> **Exercise prompt**
Produce an exact copy of all the records.

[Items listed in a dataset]
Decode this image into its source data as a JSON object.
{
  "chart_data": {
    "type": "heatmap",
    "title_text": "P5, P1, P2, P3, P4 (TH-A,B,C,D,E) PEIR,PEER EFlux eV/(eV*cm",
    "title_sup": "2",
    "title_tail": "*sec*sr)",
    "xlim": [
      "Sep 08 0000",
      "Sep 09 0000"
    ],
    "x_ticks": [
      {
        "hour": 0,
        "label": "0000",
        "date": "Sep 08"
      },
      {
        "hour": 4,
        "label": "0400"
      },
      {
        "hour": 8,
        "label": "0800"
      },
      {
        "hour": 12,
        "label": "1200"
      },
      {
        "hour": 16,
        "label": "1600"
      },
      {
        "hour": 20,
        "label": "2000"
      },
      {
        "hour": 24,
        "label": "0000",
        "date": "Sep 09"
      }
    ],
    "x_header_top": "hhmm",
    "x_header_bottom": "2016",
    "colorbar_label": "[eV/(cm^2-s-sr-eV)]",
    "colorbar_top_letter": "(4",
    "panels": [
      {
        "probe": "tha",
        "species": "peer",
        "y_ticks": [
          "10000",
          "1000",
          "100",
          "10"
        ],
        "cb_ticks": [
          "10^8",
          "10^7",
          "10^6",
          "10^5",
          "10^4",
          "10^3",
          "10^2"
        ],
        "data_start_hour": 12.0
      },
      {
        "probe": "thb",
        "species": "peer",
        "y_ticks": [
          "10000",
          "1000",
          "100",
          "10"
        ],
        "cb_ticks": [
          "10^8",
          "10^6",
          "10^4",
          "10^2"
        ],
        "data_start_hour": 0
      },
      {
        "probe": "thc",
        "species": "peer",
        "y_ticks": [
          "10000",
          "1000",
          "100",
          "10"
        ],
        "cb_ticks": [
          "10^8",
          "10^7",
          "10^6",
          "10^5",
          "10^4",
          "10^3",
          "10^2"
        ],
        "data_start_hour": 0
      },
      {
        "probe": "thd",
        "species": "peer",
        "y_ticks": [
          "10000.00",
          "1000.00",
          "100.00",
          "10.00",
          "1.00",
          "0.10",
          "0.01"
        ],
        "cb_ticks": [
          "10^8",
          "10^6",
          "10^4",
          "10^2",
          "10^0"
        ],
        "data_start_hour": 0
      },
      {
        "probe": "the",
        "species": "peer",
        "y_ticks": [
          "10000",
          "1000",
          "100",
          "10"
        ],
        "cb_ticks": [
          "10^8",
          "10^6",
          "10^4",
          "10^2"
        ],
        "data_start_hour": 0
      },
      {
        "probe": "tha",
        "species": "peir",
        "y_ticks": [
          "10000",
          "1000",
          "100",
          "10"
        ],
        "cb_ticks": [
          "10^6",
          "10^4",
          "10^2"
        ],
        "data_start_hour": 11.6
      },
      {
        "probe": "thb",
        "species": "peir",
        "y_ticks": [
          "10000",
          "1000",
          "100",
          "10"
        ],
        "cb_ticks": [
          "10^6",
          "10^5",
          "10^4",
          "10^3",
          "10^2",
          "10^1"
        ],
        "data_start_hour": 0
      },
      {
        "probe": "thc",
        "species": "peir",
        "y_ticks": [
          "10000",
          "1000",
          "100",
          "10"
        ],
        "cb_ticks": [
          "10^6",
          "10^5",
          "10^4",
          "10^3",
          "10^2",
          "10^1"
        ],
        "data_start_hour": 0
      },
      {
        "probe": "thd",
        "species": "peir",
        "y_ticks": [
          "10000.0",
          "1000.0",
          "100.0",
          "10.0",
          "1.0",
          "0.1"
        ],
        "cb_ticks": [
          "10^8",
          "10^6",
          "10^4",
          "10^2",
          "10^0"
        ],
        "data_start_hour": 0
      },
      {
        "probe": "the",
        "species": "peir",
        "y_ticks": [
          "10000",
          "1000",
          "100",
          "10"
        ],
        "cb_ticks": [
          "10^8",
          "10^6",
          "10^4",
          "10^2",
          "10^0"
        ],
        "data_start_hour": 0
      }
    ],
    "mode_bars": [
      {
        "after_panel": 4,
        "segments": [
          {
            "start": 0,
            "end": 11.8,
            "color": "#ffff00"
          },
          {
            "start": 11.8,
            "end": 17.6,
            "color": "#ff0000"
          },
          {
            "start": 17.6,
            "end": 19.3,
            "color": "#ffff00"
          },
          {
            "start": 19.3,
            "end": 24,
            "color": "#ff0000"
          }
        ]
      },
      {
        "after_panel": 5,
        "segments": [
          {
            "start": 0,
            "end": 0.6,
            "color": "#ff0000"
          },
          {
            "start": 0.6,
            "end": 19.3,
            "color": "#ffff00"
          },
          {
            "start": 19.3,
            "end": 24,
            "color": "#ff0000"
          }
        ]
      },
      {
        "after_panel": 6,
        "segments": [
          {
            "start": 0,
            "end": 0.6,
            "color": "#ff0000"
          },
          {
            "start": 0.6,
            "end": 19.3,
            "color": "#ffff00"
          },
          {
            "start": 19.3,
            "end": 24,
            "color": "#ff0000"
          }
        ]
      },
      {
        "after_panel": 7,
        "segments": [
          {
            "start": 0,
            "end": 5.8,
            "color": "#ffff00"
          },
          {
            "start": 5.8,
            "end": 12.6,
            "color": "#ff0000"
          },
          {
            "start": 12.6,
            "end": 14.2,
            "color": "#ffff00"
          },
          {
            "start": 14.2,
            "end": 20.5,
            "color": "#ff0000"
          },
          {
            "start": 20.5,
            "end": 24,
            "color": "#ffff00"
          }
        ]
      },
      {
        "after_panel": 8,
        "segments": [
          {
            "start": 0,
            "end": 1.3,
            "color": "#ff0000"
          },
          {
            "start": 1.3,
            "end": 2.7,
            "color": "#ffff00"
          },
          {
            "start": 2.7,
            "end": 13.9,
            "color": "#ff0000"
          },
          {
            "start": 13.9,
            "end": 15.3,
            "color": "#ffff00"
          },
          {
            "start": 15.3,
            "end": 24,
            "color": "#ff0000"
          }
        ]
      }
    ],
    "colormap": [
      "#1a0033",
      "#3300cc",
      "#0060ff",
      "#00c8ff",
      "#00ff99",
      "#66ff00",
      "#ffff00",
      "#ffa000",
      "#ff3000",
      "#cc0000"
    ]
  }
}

> **Output for this exercise**
Decode this image into its source data as a JSON object.
{
  "chart_data": {
    "type": "heatmap",
    "title_text": "P5, P1, P2, P3, P4 (TH-A,B,C,D,E) PEIR,PEER EFlux eV/(eV*cm",
    "title_sup": "2",
    "title_tail": "*sec*sr)",
    "xlim": [
      "Sep 08 0000",
      "Sep 09 0000"
    ],
    "x_ticks": [
      {
        "hour": 0,
        "label": "0000",
        "date": "Sep 08"
      },
      {
        "hour": 4,
        "label": "0400"
      },
      {
        "hour": 8,
        "label": "0800"
      },
      {
        "hour": 12,
        "label": "1200"
      },
      {
        "hour": 16,
        "label": "1600"
      },
      {
        "hour": 20,
        "label": "2000"
      },
      {
        "hour": 24,
        "label": "0000",
        "date": "Sep 09"
      }
    ],
    "x_header_top": "hhmm",
    "x_header_bottom": "2016",
    "colorbar_label": "[eV/(cm^2-s-sr-eV)]",
    "colorbar_top_letter": "(4",
    "panels": [
      {
        "probe": "tha",
        "species": "peer",
        "y_ticks": [
          "10000",
          "1000",
          "100",
          "10"
        ],
        "cb_ticks": [
          "10^8",
          "10^7",
          "10^6",
          "10^5",
          "10^4",
          "10^3",
          "10^2"
        ],
        "data_start_hour": 12.0
      },
      {
        "probe": "thb",
        "species": "peer",
        "y_ticks": [
          "10000",
          "1000",
          "100",
          "10"
        ],
        "cb_ticks": [
          "10^8",
          "10^6",
          "10^4",
          "10^2"
        ],
        "data_start_hour": 0
      },
      {
        "probe": "thc",
        "species": "peer",
        "y_ticks": [
          "10000",
          "1000",
          "100",
          "10"
        ],
        "cb_ticks": [
          "10^8",
          "10^7",
          "10^6",
          "10^5",
          "10^4",
          "10^3",
          "10^2"
        ],
        "data_start_hour": 0
      },
      {
        "probe": "thd",
        "species": "peer",
        "y_ticks": [
          "10000.00",
          "1000.00",
          "100.00",
          "10.00",
          "1.00",
          "0.10",
          "0.01"
        ],
        "cb_ticks": [
          "10^8",
          "10^6",
          "10^4",
          "10^2",
          "10^0"
        ],
        "data_start_hour": 0
      },
      {
        "probe": "the",
        "species": "peer",
        "y_ticks": [
          "10000",
          "1000",
          "100",
          "10"
        ],
        "cb_ticks": [
          "10^8",
          "10^6",
          "10^4",
          "10^2"
        ],
        "data_start_hour": 0
      },
      {
        "probe": "tha",
        "species": "peir",
        "y_ticks": [
          "10000",
          "1000",
          "100",
          "10"
        ],
        "cb_ticks": [
          "10^6",
          "10^4",
          "10^2"
        ],
        "data_start_hour": 11.6
      },
      {
        "probe": "thb",
        "species": "peir",
        "y_ticks": [
          "10000",
          "1000",
          "100",
          "10"
        ],
        "cb_ticks": [
          "10^6",
          "10^5",
          "10^4",
          "10^3",
          "10^2",
          "10^1"
        ],
        "data_start_hour": 0
      },
      {
        "probe": "thc",
        "species": "peir",
        "y_ticks": [
          "10000",
          "1000",
          "100",
          "10"
        ],
        "cb_ticks": [
          "10^6",
          "10^5",
          "10^4",
          "10^3",
          "10^2",
          "10^1"
        ],
        "data_start_hour": 0
      },
      {
        "probe": "thd",
        "species": "peir",
        "y_ticks": [
          "10000.0",
          "1000.0",
          "100.0",
          "10.0",
          "1.0",
          "0.1"
        ],
        "cb_ticks": [
          "10^8",
          "10^6",
          "10^4",
          "10^2",
          "10^0"
        ],
        "data_start_hour": 0
      },
      {
        "probe": "the",
        "species": "peir",
        "y_ticks": [
          "10000",
          "1000",
          "100",
          "10"
        ],
        "cb_ticks": [
          "10^8",
          "10^6",
          "10^4",
          "10^2",
          "10^0"
        ],
        "data_start_hour": 0
      }
    ],
    "mode_bars": [
      {
        "after_panel": 4,
        "segments": [
          {
            "start": 0,
            "end": 11.8,
            "color": "#ffff00"
          },
          {
            "start": 11.8,
            "end": 17.6,
            "color": "#ff0000"
          },
          {
            "start": 17.6,
            "end": 19.3,
            "color": "#ffff00"
          },
          {
            "start": 19.3,
            "end": 24,
            "color": "#ff0000"
          }
        ]
      },
      {
        "after_panel": 5,
        "segments": [
          {
            "start": 0,
            "end": 0.6,
            "color": "#ff0000"
          },
          {
            "start": 0.6,
            "end": 19.3,
            "color": "#ffff00"
          },
          {
            "start": 19.3,
            "end": 24,
            "color": "#ff0000"
          }
        ]
      },
      {
        "after_panel": 6,
        "segments": [
          {
            "start": 0,
            "end": 0.6,
            "color": "#ff0000"
          },
          {
            "start": 0.6,
            "end": 19.3,
            "color": "#ffff00"
          },
          {
            "start": 19.3,
            "end": 24,
            "color": "#ff0000"
          }
        ]
      },
      {
        "after_panel": 7,
        "segments": [
          {
            "start": 0,
            "end": 5.8,
            "color": "#ffff00"
          },
          {
            "start": 5.8,
            "end": 12.6,
            "color": "#ff0000"
          },
          {
            "start": 12.6,
            "end": 14.2,
            "color": "#ffff00"
          },
          {
            "start": 14.2,
            "end": 20.5,
            "color": "#ff0000"
          },
          {
            "start": 20.5,
            "end": 24,
            "color": "#ffff00"
          }
        ]
      },
      {
        "after_panel": 8,
        "segments": [
          {
            "start": 0,
            "end": 1.3,
            "color": "#ff0000"
          },
          {
            "start": 1.3,
            "end": 2.7,
            "color": "#ffff00"
          },
          {
            "start": 2.7,
            "end": 13.9,
            "color": "#ff0000"
          },
          {
            "start": 13.9,
            "end": 15.3,
            "color": "#ffff00"
          },
          {
            "start": 15.3,
            "end": 24,
            "color": "#ff0000"
          }
        ]
      }
    ],
    "colormap": [
      "#1a0033",
      "#3300cc",
      "#0060ff",
      "#00c8ff",
      "#00ff99",
      "#66ff00",
      "#ffff00",
      "#ffa000",
      "#ff3000",
      "#cc0000"
    ]
  }
}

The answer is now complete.